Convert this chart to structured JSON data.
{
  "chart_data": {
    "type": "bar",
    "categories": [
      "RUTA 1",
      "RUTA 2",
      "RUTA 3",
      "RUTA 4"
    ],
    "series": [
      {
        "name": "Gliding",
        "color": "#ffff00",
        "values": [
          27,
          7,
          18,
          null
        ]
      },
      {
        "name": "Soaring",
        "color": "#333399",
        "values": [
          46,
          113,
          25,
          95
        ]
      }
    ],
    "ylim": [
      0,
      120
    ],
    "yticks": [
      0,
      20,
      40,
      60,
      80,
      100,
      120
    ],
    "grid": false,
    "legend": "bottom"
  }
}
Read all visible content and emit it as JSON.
---
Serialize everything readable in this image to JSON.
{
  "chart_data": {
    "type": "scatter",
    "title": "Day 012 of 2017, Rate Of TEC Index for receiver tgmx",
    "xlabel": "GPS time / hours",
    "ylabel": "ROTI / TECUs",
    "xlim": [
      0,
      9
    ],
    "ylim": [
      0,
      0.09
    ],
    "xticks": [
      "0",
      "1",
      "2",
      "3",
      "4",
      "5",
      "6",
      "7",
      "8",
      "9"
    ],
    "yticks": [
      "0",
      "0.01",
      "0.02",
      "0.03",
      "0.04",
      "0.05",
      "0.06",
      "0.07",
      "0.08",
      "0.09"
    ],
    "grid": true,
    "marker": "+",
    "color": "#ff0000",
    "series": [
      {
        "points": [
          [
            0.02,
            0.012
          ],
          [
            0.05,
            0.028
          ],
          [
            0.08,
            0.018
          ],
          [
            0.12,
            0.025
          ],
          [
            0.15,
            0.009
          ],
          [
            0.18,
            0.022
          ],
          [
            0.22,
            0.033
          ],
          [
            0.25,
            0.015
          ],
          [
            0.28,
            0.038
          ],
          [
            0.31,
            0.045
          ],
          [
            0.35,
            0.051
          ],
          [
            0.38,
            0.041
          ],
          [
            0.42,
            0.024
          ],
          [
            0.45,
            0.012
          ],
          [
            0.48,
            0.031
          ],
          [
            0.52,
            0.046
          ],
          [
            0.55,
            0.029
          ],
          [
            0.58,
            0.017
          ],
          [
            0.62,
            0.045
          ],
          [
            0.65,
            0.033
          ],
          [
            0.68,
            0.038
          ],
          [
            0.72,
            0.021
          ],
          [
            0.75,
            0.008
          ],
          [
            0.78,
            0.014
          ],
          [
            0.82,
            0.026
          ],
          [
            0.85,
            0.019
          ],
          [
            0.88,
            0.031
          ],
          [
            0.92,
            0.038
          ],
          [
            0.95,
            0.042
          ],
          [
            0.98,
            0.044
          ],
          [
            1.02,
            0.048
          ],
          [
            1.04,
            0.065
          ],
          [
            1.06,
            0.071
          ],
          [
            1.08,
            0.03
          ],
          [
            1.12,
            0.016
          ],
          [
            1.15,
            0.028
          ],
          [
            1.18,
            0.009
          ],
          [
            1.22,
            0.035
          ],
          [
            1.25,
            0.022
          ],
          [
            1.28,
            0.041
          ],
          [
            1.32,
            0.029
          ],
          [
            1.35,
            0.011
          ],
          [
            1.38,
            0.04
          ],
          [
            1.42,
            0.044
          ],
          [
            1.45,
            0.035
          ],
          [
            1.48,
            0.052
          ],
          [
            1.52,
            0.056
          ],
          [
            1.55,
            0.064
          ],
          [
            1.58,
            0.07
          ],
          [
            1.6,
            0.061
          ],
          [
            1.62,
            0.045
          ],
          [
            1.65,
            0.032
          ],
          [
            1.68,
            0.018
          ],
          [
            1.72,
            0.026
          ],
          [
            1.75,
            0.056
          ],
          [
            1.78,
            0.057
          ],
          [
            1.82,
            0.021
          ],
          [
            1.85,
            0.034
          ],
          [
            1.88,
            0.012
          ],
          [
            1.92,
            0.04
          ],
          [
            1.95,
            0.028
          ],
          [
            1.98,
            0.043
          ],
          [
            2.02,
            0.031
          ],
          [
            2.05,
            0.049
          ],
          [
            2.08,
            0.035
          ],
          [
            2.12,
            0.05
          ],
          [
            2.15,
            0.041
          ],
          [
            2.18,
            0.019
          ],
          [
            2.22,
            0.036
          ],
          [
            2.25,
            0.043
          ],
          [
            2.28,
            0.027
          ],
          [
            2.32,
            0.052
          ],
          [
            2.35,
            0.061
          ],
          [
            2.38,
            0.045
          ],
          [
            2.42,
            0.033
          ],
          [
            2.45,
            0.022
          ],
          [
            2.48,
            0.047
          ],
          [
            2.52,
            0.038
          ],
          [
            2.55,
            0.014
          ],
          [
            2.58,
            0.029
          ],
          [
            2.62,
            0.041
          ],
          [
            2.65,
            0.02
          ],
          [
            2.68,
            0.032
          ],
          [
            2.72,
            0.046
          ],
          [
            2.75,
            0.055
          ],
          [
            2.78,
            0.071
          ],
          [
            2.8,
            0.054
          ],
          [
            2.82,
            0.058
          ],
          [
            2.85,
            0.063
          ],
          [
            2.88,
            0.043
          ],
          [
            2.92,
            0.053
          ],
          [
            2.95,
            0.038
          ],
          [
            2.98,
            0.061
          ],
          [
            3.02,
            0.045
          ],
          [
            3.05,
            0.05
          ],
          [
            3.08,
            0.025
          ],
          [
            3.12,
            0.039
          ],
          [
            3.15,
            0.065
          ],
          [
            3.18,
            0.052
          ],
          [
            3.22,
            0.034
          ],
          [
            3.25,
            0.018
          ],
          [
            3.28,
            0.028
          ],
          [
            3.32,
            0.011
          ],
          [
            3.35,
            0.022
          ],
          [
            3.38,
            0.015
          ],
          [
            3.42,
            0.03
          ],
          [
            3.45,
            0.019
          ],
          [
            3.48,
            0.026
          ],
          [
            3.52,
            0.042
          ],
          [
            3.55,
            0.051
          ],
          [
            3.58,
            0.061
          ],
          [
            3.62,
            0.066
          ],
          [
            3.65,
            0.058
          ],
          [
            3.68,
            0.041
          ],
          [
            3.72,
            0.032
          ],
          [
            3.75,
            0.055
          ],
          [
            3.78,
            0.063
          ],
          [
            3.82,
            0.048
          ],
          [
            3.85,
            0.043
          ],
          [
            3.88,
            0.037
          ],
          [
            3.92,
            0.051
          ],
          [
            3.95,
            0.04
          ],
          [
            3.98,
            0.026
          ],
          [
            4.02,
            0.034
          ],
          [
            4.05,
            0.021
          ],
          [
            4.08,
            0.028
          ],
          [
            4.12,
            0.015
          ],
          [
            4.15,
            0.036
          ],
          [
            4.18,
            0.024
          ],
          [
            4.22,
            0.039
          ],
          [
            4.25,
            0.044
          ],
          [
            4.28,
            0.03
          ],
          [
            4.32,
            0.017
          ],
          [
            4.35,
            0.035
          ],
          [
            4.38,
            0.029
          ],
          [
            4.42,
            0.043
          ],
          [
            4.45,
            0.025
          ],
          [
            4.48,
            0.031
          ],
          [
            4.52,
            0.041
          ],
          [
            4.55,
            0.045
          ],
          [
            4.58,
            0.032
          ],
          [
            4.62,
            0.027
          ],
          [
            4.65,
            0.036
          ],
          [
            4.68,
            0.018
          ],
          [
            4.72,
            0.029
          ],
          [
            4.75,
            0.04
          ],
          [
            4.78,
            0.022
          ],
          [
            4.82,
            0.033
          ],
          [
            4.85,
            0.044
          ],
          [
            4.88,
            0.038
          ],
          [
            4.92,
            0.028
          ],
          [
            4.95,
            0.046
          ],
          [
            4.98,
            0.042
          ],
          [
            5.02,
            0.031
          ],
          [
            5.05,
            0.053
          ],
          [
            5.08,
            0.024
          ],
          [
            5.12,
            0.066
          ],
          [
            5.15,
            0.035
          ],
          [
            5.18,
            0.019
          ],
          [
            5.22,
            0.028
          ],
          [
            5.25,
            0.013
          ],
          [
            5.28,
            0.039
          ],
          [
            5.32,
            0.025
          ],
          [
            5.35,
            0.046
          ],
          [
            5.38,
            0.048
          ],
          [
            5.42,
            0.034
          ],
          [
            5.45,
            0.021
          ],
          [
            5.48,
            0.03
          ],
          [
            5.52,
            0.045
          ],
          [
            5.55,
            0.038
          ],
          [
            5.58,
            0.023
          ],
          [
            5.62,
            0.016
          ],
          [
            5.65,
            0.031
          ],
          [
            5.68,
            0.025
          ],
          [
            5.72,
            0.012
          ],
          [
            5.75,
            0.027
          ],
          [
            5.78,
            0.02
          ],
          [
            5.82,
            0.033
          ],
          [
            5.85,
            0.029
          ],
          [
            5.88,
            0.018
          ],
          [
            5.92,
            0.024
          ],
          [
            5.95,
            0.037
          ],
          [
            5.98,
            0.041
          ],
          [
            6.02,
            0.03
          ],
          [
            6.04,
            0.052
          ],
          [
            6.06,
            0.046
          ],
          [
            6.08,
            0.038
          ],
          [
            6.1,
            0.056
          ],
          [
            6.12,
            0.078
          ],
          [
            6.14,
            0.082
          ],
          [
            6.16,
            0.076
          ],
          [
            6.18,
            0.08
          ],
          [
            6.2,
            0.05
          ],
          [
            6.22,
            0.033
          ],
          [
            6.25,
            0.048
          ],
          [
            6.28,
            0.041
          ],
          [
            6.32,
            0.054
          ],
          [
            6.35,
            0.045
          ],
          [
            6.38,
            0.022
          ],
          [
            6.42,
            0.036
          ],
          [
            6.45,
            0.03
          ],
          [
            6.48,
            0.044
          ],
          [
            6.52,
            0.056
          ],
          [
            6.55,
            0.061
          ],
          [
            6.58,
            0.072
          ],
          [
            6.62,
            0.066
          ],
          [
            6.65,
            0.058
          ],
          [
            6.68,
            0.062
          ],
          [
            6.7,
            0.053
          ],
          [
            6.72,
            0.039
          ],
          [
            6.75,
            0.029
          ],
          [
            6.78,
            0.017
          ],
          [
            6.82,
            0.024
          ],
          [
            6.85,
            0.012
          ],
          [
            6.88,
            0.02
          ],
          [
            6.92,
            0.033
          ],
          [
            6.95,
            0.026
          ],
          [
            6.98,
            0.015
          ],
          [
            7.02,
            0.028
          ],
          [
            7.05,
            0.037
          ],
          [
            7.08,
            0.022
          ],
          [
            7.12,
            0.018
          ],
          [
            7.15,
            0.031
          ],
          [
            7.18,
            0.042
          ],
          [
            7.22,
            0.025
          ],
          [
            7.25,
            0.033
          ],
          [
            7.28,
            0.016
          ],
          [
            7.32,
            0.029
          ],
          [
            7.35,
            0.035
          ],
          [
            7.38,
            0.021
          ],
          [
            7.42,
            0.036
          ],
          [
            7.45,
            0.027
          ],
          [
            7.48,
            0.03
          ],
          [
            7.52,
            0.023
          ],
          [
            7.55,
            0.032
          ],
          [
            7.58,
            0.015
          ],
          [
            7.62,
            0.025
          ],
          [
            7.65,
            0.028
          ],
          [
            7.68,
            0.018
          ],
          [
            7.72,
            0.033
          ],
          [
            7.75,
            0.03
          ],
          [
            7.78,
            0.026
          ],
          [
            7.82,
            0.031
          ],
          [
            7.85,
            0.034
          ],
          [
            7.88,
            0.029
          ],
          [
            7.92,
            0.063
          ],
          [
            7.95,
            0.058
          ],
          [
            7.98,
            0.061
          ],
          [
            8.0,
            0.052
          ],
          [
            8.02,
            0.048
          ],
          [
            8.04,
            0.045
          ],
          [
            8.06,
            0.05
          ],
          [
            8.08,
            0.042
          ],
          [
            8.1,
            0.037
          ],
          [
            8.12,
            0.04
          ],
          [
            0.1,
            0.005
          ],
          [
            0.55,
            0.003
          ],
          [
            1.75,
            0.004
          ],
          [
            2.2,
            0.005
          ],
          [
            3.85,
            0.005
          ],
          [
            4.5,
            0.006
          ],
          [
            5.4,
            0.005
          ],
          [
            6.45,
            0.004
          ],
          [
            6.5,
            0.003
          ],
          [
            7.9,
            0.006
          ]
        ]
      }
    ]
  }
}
* * *
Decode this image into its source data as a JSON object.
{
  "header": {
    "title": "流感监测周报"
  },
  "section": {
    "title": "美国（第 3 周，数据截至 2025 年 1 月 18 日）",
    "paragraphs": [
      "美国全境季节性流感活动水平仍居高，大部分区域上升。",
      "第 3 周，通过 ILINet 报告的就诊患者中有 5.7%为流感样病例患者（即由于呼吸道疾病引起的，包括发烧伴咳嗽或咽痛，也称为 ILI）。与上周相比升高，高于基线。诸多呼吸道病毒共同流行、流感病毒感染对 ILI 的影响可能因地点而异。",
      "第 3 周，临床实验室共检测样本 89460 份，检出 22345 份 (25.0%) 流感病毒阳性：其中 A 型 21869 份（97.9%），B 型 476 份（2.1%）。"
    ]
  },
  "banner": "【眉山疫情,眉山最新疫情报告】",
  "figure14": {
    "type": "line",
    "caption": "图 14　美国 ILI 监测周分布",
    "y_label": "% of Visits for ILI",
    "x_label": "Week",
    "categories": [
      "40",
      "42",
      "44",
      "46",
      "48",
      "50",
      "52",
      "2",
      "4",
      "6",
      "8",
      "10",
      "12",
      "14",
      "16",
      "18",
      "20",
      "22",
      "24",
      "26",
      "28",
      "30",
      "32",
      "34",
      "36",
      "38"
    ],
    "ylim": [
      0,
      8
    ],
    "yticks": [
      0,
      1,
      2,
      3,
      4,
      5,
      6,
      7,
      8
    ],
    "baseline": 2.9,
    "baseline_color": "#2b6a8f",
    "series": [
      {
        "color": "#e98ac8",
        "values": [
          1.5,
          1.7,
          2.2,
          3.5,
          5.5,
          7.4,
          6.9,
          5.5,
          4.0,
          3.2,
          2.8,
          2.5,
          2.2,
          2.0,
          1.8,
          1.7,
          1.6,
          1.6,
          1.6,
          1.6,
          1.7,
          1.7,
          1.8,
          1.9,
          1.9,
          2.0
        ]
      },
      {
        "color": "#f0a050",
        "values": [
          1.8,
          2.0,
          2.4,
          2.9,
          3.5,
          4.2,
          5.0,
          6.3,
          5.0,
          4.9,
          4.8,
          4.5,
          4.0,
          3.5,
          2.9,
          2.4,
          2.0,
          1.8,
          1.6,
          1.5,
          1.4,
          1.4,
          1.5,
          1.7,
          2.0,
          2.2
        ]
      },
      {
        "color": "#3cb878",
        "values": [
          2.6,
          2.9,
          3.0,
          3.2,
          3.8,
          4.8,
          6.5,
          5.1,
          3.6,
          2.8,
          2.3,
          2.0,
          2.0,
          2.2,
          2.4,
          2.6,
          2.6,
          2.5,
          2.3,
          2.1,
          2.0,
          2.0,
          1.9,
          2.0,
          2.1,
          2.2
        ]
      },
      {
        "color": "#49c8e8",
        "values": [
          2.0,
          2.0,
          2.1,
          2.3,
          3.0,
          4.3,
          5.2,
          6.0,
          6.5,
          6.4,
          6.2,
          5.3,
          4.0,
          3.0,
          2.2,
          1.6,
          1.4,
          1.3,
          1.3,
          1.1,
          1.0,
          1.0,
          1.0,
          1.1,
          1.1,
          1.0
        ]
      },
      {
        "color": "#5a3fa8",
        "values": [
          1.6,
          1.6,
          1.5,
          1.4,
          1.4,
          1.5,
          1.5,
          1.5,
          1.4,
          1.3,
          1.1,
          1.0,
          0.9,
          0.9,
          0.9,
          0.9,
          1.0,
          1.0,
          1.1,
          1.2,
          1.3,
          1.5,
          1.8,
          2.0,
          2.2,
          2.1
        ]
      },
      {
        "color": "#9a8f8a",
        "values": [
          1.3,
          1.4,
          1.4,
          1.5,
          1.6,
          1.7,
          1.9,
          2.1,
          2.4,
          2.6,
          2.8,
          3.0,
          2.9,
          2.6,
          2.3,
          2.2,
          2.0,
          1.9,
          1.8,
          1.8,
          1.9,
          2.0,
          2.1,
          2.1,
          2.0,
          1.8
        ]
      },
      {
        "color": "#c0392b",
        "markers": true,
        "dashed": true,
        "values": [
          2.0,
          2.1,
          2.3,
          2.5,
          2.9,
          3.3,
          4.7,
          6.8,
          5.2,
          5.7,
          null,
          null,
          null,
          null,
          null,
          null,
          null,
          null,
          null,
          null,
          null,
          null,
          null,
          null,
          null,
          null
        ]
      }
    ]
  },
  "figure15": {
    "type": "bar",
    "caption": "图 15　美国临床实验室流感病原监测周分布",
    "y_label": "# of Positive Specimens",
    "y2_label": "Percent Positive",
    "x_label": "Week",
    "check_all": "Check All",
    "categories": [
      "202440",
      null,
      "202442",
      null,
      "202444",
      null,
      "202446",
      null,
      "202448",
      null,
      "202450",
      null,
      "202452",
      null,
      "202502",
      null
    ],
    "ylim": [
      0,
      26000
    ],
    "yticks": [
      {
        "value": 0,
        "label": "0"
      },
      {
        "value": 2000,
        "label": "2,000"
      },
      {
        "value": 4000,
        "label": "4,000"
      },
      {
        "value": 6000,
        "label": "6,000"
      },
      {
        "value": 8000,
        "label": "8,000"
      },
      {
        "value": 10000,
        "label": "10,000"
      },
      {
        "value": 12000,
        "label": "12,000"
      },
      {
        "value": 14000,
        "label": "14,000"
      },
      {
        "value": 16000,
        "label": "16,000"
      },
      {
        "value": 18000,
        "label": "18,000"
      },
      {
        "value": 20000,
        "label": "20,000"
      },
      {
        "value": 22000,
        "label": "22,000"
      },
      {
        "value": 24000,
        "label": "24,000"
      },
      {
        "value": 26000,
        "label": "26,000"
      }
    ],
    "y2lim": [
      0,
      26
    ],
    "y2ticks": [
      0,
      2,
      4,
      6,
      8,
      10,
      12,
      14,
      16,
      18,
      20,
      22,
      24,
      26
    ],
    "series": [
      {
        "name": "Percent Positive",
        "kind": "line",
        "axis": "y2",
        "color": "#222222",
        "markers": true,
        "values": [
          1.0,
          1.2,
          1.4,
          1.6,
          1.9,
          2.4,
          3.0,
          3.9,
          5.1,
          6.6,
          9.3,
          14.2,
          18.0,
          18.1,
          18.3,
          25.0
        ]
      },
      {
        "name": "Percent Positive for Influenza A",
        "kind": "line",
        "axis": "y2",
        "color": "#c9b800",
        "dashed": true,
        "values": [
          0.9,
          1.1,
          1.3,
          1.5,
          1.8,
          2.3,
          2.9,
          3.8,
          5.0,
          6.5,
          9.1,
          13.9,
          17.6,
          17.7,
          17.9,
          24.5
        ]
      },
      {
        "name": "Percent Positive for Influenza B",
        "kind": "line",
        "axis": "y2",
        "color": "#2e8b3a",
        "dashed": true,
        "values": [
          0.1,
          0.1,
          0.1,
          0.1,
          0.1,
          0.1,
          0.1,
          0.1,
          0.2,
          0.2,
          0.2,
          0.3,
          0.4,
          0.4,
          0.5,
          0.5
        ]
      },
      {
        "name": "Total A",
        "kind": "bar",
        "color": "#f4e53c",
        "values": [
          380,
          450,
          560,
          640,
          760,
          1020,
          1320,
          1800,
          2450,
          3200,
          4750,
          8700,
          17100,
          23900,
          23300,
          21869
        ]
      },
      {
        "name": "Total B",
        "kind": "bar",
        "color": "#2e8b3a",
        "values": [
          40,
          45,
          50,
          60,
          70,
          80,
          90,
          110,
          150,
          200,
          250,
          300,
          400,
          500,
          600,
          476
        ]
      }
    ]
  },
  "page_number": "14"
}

◆ Your instructions
Retype exactly, and only, the lines from the one containing "Convert this chart to structured JSON data." through the one containing "Read all visible content and emit it as JSON.", both included.

◆ Answer for this exercise
Convert this chart to structured JSON data.
{
  "chart_data": {
    "type": "bar",
    "categories": [
      "RUTA 1",
      "RUTA 2",
      "RUTA 3",
      "RUTA 4"
    ],
    "series": [
      {
        "name": "Gliding",
        "color": "#ffff00",
        "values": [
          27,
          7,
          18,
          null
        ]
      },
      {
        "name": "Soaring",
        "color": "#333399",
        "values": [
          46,
          113,
          25,
          95
        ]
      }
    ],
    "ylim": [
      0,
      120
    ],
    "yticks": [
      0,
      20,
      40,
      60,
      80,
      100,
      120
    ],
    "grid": false,
    "legend": "bottom"
  }
}
Read all visible content and emit it as JSON.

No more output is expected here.